**Task statement:** Each line of the material must be returned exactly.

-- START OF Extracted material --

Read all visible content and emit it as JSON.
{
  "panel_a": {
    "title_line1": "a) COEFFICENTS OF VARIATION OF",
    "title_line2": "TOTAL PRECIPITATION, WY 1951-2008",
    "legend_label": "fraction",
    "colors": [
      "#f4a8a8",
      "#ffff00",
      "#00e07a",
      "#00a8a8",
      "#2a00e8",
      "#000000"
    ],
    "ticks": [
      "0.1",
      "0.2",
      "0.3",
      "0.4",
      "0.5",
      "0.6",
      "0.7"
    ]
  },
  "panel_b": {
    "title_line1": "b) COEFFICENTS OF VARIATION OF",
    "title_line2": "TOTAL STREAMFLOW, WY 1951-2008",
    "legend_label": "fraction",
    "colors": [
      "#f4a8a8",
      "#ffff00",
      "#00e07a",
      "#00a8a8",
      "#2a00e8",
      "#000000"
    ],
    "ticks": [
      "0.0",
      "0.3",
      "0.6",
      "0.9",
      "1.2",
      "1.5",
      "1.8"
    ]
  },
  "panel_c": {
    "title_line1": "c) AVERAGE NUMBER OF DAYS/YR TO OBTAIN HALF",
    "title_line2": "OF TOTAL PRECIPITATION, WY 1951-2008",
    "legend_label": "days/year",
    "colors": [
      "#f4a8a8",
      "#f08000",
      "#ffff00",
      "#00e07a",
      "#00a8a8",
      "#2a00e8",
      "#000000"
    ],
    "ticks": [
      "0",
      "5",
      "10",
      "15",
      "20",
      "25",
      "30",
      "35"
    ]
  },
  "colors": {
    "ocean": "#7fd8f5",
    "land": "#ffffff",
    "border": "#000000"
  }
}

-- END OF Extracted material --

**Written reply:**
Read all visible content and emit it as JSON.
{
  "panel_a": {
    "title_line1": "a) COEFFICENTS OF VARIATION OF",
    "title_line2": "TOTAL PRECIPITATION, WY 1951-2008",
    "legend_label": "fraction",
    "colors": [
      "#f4a8a8",
      "#ffff00",
      "#00e07a",
      "#00a8a8",
      "#2a00e8",
      "#000000"
    ],
    "ticks": [
      "0.1",
      "0.2",
      "0.3",
      "0.4",
      "0.5",
      "0.6",
      "0.7"
    ]
  },
  "panel_b": {
    "title_line1": "b) COEFFICENTS OF VARIATION OF",
    "title_line2": "TOTAL STREAMFLOW, WY 1951-2008",
    "legend_label": "fraction",
    "colors": [
      "#f4a8a8",
      "#ffff00",
      "#00e07a",
      "#00a8a8",
      "#2a00e8",
      "#000000"
    ],
    "ticks": [
      "0.0",
      "0.3",
      "0.6",
      "0.9",
      "1.2",
      "1.5",
      "1.8"
    ]
  },
  "panel_c": {
    "title_line1": "c) AVERAGE NUMBER OF DAYS/YR TO OBTAIN HALF",
    "title_line2": "OF TOTAL PRECIPITATION, WY 1951-2008",
    "legend_label": "days/year",
    "colors": [
      "#f4a8a8",
      "#f08000",
      "#ffff00",
      "#00e07a",
      "#00a8a8",
      "#2a00e8",
      "#000000"
    ],
    "ticks": [
      "0",
      "5",
      "10",
      "15",
      "20",
      "25",
      "30",
      "35"
    ]
  },
  "colors": {
    "ocean": "#7fd8f5",
    "land": "#ffffff",
    "border": "#000000"
  }
}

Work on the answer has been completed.